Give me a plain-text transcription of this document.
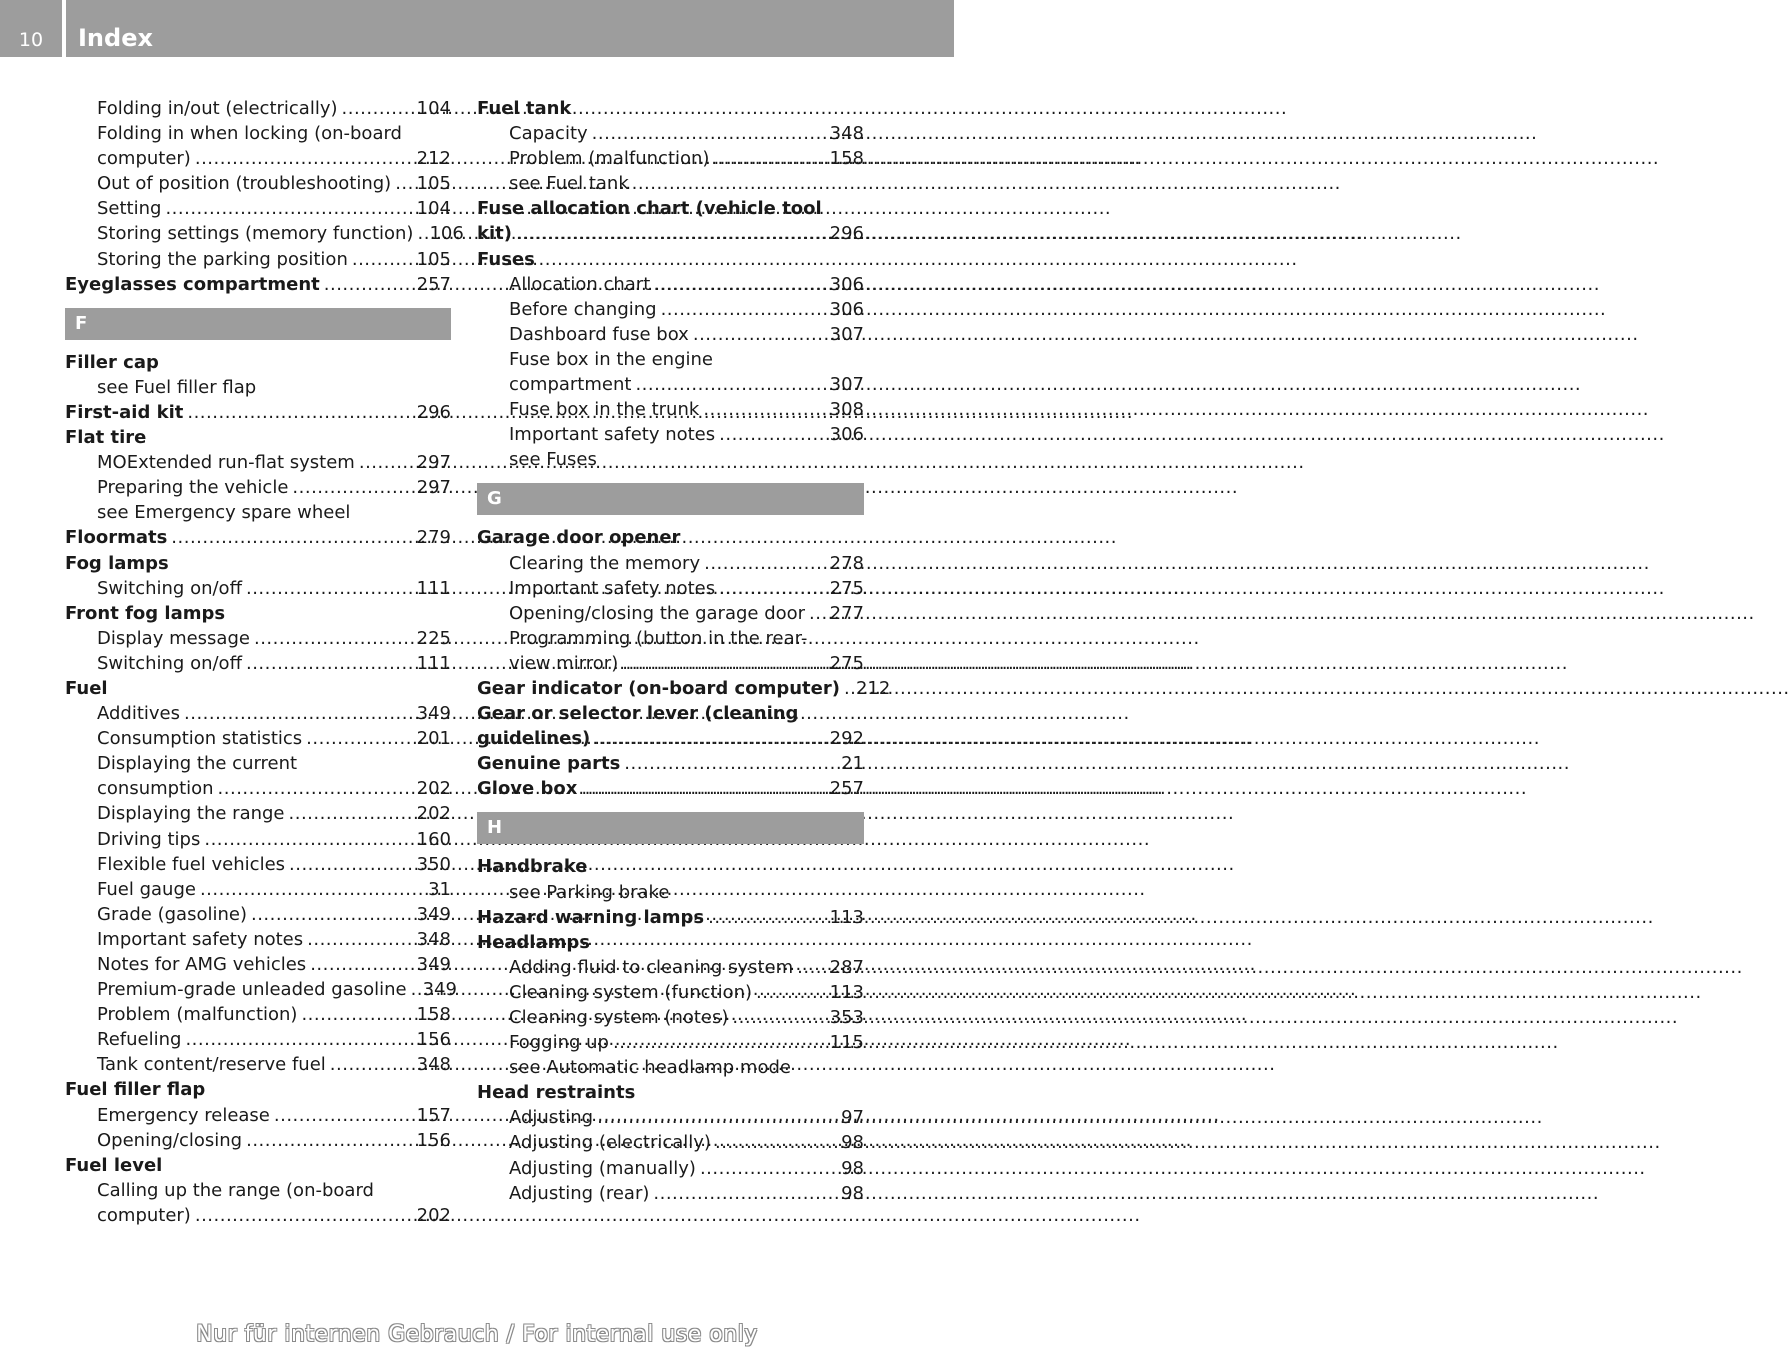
10	Index
Folding in/out (electrically) .....	104
Folding in when locking (on-board
computer) .....	212
Out of position (troubleshooting) ..... 105
Setting .....	104
Storing settings (memory function) ..... 106
Storing the parking position .....	105
Eyeglasses compartment .....	257
F
Filler cap
see Fuel filler flap
First-aid kit .....	296
Flat tire
MOExtended run-flat system .....	297
Preparing the vehicle .....	297
see Emergency spare wheel
Floormats .....	279
Fog lamps
Switching on/off .....	111
Front fog lamps
Display message .....	225
Switching on/off .....	111
Fuel
Additives .....	349
Consumption statistics .....	201
Displaying the current
consumption .....	202
Displaying the range .....	202
Driving tips .....	160
Flexible fuel vehicles .....	350
Fuel gauge .....	31
Grade (gasoline) .....	349
Important safety notes .....	348
Notes for AMG vehicles .....	349
Premium-grade unleaded gasoline ..... 349
Problem (malfunction) .....	158
Refueling .....	156
Tank content/reserve fuel .....	348
Fuel filler flap
Emergency release .....	157
Opening/closing .....	156
Fuel level
Calling up the range (on-board
computer) .....	202
Fuel tank
Capacity .....	348
Problem (malfunction) .....	158
see Fuel tank
Fuse allocation chart (vehicle tool
kit) .....	296
Fuses
Allocation chart .....	306
Before changing .....	306
Dashboard fuse box .....	307
Fuse box in the engine
compartment .....	307
Fuse box in the trunk .....	308
Important safety notes .....	306
see Fuses
G
Garage door opener
Clearing the memory .....	278
Important safety notes .....	275
Opening/closing the garage door ..... 277
Programming (button in the rear-
view mirror) .....	275
Gear indicator (on-board computer) ..... 212
Gear or selector lever (cleaning
guidelines) .....	292
Genuine parts .....	21
Glove box .....	257
H
Handbrake
see Parking brake
Hazard warning lamps .....	113
Headlamps
Adding fluid to cleaning system ..... 287
Cleaning system (function) .....	113
Cleaning system (notes) .....	353
Fogging up .....	115
see Automatic headlamp mode
Head restraints
Adjusting .....	97
Adjusting (electrically) .....	98
Adjusting (manually) .....	98
Adjusting (rear) .....	98
Nur für internen Gebrauch / For internal use only
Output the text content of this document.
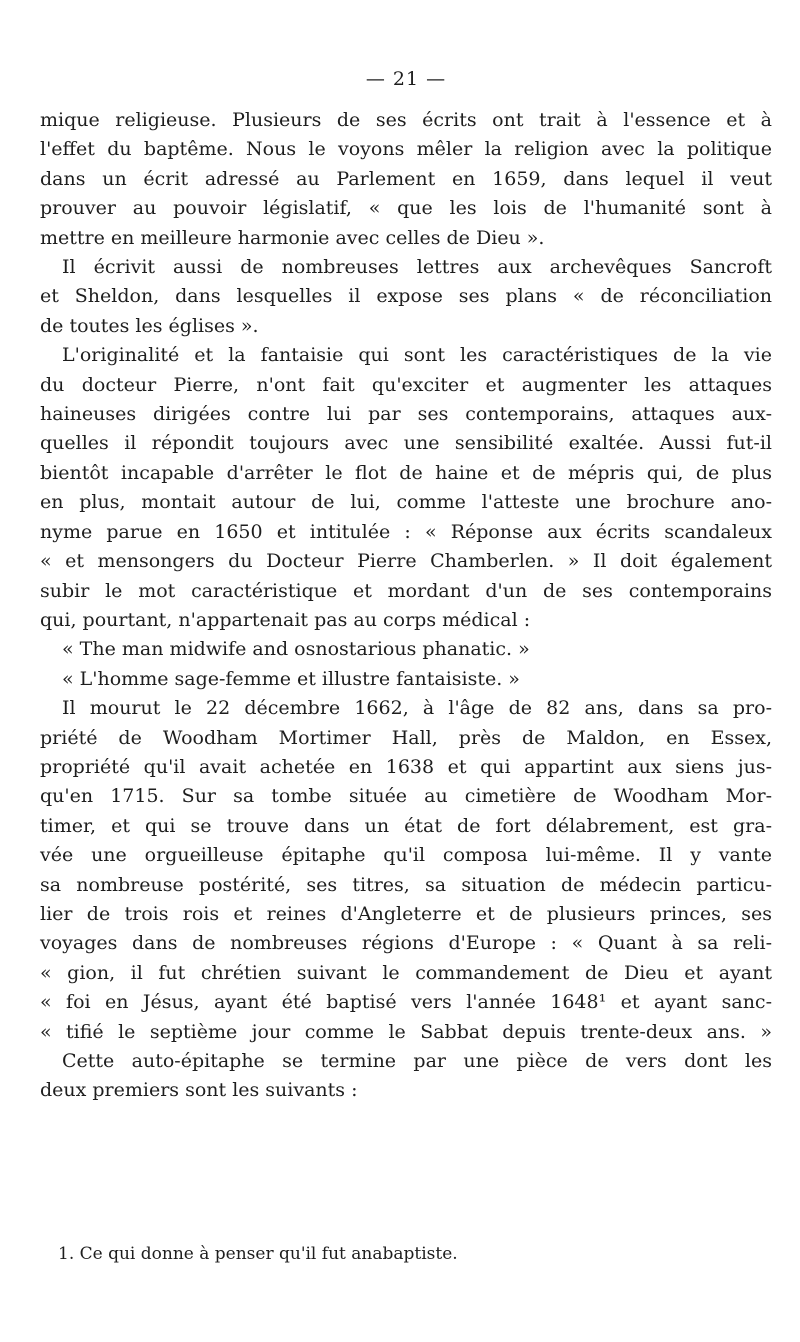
— 21 —
mique religieuse. Plusieurs de ses écrits ont trait à l'essence et à
l'effet du baptême. Nous le voyons mêler la religion avec la politique
dans un écrit adressé au Parlement en 1659, dans lequel il veut
prouver au pouvoir législatif, « que les lois de l'humanité sont à
mettre en meilleure harmonie avec celles de Dieu ».
Il écrivit aussi de nombreuses lettres aux archevêques Sancroft
et Sheldon, dans lesquelles il expose ses plans « de réconciliation
de toutes les églises ».
L'originalité et la fantaisie qui sont les caractéristiques de la vie
du docteur Pierre, n'ont fait qu'exciter et augmenter les attaques
haineuses dirigées contre lui par ses contemporains, attaques aux-
quelles il répondit toujours avec une sensibilité exaltée. Aussi fut-il
bientôt incapable d'arrêter le flot de haine et de mépris qui, de plus
en plus, montait autour de lui, comme l'atteste une brochure ano-
nyme parue en 1650 et intitulée : « Réponse aux écrits scandaleux
« et mensongers du Docteur Pierre Chamberlen. » Il doit également
subir le mot caractéristique et mordant d'un de ses contemporains
qui, pourtant, n'appartenait pas au corps médical :
« The man midwife and osnostarious phanatic. »
« L'homme sage-femme et illustre fantaisiste. »
Il mourut le 22 décembre 1662, à l'âge de 82 ans, dans sa pro-
priété de Woodham Mortimer Hall, près de Maldon, en Essex,
propriété qu'il avait achetée en 1638 et qui appartint aux siens jus-
qu'en 1715. Sur sa tombe située au cimetière de Woodham Mor-
timer, et qui se trouve dans un état de fort délabrement, est gra-
vée une orgueilleuse épitaphe qu'il composa lui-même. Il y vante
sa nombreuse postérité, ses titres, sa situation de médecin particu-
lier de trois rois et reines d'Angleterre et de plusieurs princes, ses
voyages dans de nombreuses régions d'Europe : « Quant à sa reli-
« gion, il fut chrétien suivant le commandement de Dieu et ayant
« foi en Jésus, ayant été baptisé vers l'année 1648¹ et ayant sanc-
« tifié le septième jour comme le Sabbat depuis trente-deux ans. »
Cette auto-épitaphe se termine par une pièce de vers dont les
deux premiers sont les suivants :
1. Ce qui donne à penser qu'il fut anabaptiste.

→ What the task requires
Repeat every record above exactly, but leave out any pictures.

→ Response to the task
Give me a plain-text transcription of this document.
10	Index
Folding in/out (electrically) .....	104
Folding in when locking (on-board
computer) .....	212
Out of position (troubleshooting) ..... 105
Setting .....	104
Storing settings (memory function) ..... 106
Storing the parking position .....	105
Eyeglasses compartment .....	257
F
Filler cap
see Fuel filler flap
First-aid kit .....	296
Flat tire
MOExtended run-flat system .....	297
Preparing the vehicle .....	297
see Emergency spare wheel
Floormats .....	279
Fog lamps
Switching on/off .....	111
Front fog lamps
Display message .....	225
Switching on/off .....	111
Fuel
Additives .....	349
Consumption statistics .....	201
Displaying the current
consumption .....	202
Displaying the range .....	202
Driving tips .....	160
Flexible fuel vehicles .....	350
Fuel gauge .....	31
Grade (gasoline) .....	349
Important safety notes .....	348
Notes for AMG vehicles .....	349
Premium-grade unleaded gasoline ..... 349
Problem (malfunction) .....	158
Refueling .....	156
Tank content/reserve fuel .....	348
Fuel filler flap
Emergency release .....	157
Opening/closing .....	156
Fuel level
Calling up the range (on-board
computer) .....	202
Fuel tank
Capacity .....	348
Problem (malfunction) .....	158
see Fuel tank
Fuse allocation chart (vehicle tool
kit) .....	296
Fuses
Allocation chart .....	306
Before changing .....	306
Dashboard fuse box .....	307
Fuse box in the engine
compartment .....	307
Fuse box in the trunk .....	308
Important safety notes .....	306
see Fuses
G
Garage door opener
Clearing the memory .....	278
Important safety notes .....	275
Opening/closing the garage door ..... 277
Programming (button in the rear-
view mirror) .....	275
Gear indicator (on-board computer) ..... 212
Gear or selector lever (cleaning
guidelines) .....	292
Genuine parts .....	21
Glove box .....	257
H
Handbrake
see Parking brake
Hazard warning lamps .....	113
Headlamps
Adding fluid to cleaning system ..... 287
Cleaning system (function) .....	113
Cleaning system (notes) .....	353
Fogging up .....	115
see Automatic headlamp mode
Head restraints
Adjusting .....	97
Adjusting (electrically) .....	98
Adjusting (manually) .....	98
Adjusting (rear) .....	98
Nur für internen Gebrauch / For internal use only
Output the text content of this document.
— 21 —
mique religieuse. Plusieurs de ses écrits ont trait à l'essence et à
l'effet du baptême. Nous le voyons mêler la religion avec la politique
dans un écrit adressé au Parlement en 1659, dans lequel il veut
prouver au pouvoir législatif, « que les lois de l'humanité sont à
mettre en meilleure harmonie avec celles de Dieu ».
Il écrivit aussi de nombreuses lettres aux archevêques Sancroft
et Sheldon, dans lesquelles il expose ses plans « de réconciliation
de toutes les églises ».
L'originalité et la fantaisie qui sont les caractéristiques de la vie
du docteur Pierre, n'ont fait qu'exciter et augmenter les attaques
haineuses dirigées contre lui par ses contemporains, attaques aux-
quelles il répondit toujours avec une sensibilité exaltée. Aussi fut-il
bientôt incapable d'arrêter le flot de haine et de mépris qui, de plus
en plus, montait autour de lui, comme l'atteste une brochure ano-
nyme parue en 1650 et intitulée : « Réponse aux écrits scandaleux
« et mensongers du Docteur Pierre Chamberlen. » Il doit également
subir le mot caractéristique et mordant d'un de ses contemporains
qui, pourtant, n'appartenait pas au corps médical :
« The man midwife and osnostarious phanatic. »
« L'homme sage-femme et illustre fantaisiste. »
Il mourut le 22 décembre 1662, à l'âge de 82 ans, dans sa pro-
priété de Woodham Mortimer Hall, près de Maldon, en Essex,
propriété qu'il avait achetée en 1638 et qui appartint aux siens jus-
qu'en 1715. Sur sa tombe située au cimetière de Woodham Mor-
timer, et qui se trouve dans un état de fort délabrement, est gra-
vée une orgueilleuse épitaphe qu'il composa lui-même. Il y vante
sa nombreuse postérité, ses titres, sa situation de médecin particu-
lier de trois rois et reines d'Angleterre et de plusieurs princes, ses
voyages dans de nombreuses régions d'Europe : « Quant à sa reli-
« gion, il fut chrétien suivant le commandement de Dieu et ayant
« foi en Jésus, ayant été baptisé vers l'année 1648¹ et ayant sanc-
« tifié le septième jour comme le Sabbat depuis trente-deux ans. »
Cette auto-épitaphe se termine par une pièce de vers dont les
deux premiers sont les suivants :
1. Ce qui donne à penser qu'il fut anabaptiste.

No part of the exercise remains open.